**Aim of the exercise**
Copy all of the material below exactly.

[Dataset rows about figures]
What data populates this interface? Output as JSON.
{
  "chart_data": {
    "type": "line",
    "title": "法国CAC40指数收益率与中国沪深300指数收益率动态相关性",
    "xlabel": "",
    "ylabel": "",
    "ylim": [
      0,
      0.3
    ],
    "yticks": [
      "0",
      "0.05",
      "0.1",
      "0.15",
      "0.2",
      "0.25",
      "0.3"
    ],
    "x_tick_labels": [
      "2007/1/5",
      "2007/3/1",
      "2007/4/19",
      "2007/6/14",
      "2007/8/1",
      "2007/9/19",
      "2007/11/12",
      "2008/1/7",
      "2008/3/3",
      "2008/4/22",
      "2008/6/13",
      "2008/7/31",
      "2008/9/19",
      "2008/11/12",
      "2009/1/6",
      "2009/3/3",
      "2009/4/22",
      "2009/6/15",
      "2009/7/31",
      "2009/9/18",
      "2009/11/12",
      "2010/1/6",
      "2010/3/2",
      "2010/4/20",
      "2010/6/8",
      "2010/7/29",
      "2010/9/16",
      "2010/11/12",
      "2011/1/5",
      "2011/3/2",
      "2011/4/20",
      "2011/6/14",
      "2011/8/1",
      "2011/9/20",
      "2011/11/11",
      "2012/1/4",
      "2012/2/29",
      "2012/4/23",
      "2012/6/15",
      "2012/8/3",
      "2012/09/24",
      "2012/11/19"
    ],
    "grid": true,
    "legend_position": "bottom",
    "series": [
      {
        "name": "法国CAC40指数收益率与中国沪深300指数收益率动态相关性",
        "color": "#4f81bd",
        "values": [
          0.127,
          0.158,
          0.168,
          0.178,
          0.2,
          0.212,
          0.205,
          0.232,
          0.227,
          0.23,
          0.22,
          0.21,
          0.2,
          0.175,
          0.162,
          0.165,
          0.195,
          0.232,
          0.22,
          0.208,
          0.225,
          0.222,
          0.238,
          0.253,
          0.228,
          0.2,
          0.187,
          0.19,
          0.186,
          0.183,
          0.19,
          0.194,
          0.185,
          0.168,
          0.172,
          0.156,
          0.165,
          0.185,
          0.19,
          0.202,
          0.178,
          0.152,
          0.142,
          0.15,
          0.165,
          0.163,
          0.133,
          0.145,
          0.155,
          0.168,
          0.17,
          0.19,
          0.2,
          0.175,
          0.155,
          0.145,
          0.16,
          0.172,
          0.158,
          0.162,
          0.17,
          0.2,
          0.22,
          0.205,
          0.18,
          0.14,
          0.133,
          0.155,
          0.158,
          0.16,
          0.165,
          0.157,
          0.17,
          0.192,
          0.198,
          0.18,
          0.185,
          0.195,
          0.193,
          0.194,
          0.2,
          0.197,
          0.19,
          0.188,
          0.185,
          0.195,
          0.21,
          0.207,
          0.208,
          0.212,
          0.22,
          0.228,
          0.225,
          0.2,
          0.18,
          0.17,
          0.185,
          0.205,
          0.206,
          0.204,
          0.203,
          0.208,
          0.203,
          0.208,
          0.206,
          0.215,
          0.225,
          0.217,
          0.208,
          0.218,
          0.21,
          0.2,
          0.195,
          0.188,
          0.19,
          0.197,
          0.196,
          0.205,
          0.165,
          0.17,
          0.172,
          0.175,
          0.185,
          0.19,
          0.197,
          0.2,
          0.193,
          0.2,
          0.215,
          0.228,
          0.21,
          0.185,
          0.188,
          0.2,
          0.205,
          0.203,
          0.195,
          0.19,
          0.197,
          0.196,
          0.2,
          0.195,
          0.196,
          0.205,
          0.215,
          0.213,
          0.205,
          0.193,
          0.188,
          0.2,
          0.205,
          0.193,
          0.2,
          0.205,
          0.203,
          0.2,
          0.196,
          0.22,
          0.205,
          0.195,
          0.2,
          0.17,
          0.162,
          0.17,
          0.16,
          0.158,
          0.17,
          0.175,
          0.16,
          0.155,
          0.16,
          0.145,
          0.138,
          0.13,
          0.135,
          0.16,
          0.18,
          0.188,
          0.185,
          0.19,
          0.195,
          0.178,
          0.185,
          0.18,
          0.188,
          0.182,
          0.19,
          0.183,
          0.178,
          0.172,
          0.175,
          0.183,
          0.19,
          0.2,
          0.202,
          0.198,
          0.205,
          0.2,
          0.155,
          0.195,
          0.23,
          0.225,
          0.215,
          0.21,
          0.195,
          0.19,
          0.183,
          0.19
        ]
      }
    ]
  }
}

**Solution to the problem**
What data populates this interface? Output as JSON.
{
  "chart_data": {
    "type": "line",
    "title": "法国CAC40指数收益率与中国沪深300指数收益率动态相关性",
    "xlabel": "",
    "ylabel": "",
    "ylim": [
      0,
      0.3
    ],
    "yticks": [
      "0",
      "0.05",
      "0.1",
      "0.15",
      "0.2",
      "0.25",
      "0.3"
    ],
    "x_tick_labels": [
      "2007/1/5",
      "2007/3/1",
      "2007/4/19",
      "2007/6/14",
      "2007/8/1",
      "2007/9/19",
      "2007/11/12",
      "2008/1/7",
      "2008/3/3",
      "2008/4/22",
      "2008/6/13",
      "2008/7/31",
      "2008/9/19",
      "2008/11/12",
      "2009/1/6",
      "2009/3/3",
      "2009/4/22",
      "2009/6/15",
      "2009/7/31",
      "2009/9/18",
      "2009/11/12",
      "2010/1/6",
      "2010/3/2",
      "2010/4/20",
      "2010/6/8",
      "2010/7/29",
      "2010/9/16",
      "2010/11/12",
      "2011/1/5",
      "2011/3/2",
      "2011/4/20",
      "2011/6/14",
      "2011/8/1",
      "2011/9/20",
      "2011/11/11",
      "2012/1/4",
      "2012/2/29",
      "2012/4/23",
      "2012/6/15",
      "2012/8/3",
      "2012/09/24",
      "2012/11/19"
    ],
    "grid": true,
    "legend_position": "bottom",
    "series": [
      {
        "name": "法国CAC40指数收益率与中国沪深300指数收益率动态相关性",
        "color": "#4f81bd",
        "values": [
          0.127,
          0.158,
          0.168,
          0.178,
          0.2,
          0.212,
          0.205,
          0.232,
          0.227,
          0.23,
          0.22,
          0.21,
          0.2,
          0.175,
          0.162,
          0.165,
          0.195,
          0.232,
          0.22,
          0.208,
          0.225,
          0.222,
          0.238,
          0.253,
          0.228,
          0.2,
          0.187,
          0.19,
          0.186,
          0.183,
          0.19,
          0.194,
          0.185,
          0.168,
          0.172,
          0.156,
          0.165,
          0.185,
          0.19,
          0.202,
          0.178,
          0.152,
          0.142,
          0.15,
          0.165,
          0.163,
          0.133,
          0.145,
          0.155,
          0.168,
          0.17,
          0.19,
          0.2,
          0.175,
          0.155,
          0.145,
          0.16,
          0.172,
          0.158,
          0.162,
          0.17,
          0.2,
          0.22,
          0.205,
          0.18,
          0.14,
          0.133,
          0.155,
          0.158,
          0.16,
          0.165,
          0.157,
          0.17,
          0.192,
          0.198,
          0.18,
          0.185,
          0.195,
          0.193,
          0.194,
          0.2,
          0.197,
          0.19,
          0.188,
          0.185,
          0.195,
          0.21,
          0.207,
          0.208,
          0.212,
          0.22,
          0.228,
          0.225,
          0.2,
          0.18,
          0.17,
          0.185,
          0.205,
          0.206,
          0.204,
          0.203,
          0.208,
          0.203,
          0.208,
          0.206,
          0.215,
          0.225,
          0.217,
          0.208,
          0.218,
          0.21,
          0.2,
          0.195,
          0.188,
          0.19,
          0.197,
          0.196,
          0.205,
          0.165,
          0.17,
          0.172,
          0.175,
          0.185,
          0.19,
          0.197,
          0.2,
          0.193,
          0.2,
          0.215,
          0.228,
          0.21,
          0.185,
          0.188,
          0.2,
          0.205,
          0.203,
          0.195,
          0.19,
          0.197,
          0.196,
          0.2,
          0.195,
          0.196,
          0.205,
          0.215,
          0.213,
          0.205,
          0.193,
          0.188,
          0.2,
          0.205,
          0.193,
          0.2,
          0.205,
          0.203,
          0.2,
          0.196,
          0.22,
          0.205,
          0.195,
          0.2,
          0.17,
          0.162,
          0.17,
          0.16,
          0.158,
          0.17,
          0.175,
          0.16,
          0.155,
          0.16,
          0.145,
          0.138,
          0.13,
          0.135,
          0.16,
          0.18,
          0.188,
          0.185,
          0.19,
          0.195,
          0.178,
          0.185,
          0.18,
          0.188,
          0.182,
          0.19,
          0.183,
          0.178,
          0.172,
          0.175,
          0.183,
          0.19,
          0.2,
          0.202,
          0.198,
          0.205,
          0.2,
          0.155,
          0.195,
          0.23,
          0.225,
          0.215,
          0.21,
          0.195,
          0.19,
          0.183,
          0.19
        ]
      }
    ]
  }
}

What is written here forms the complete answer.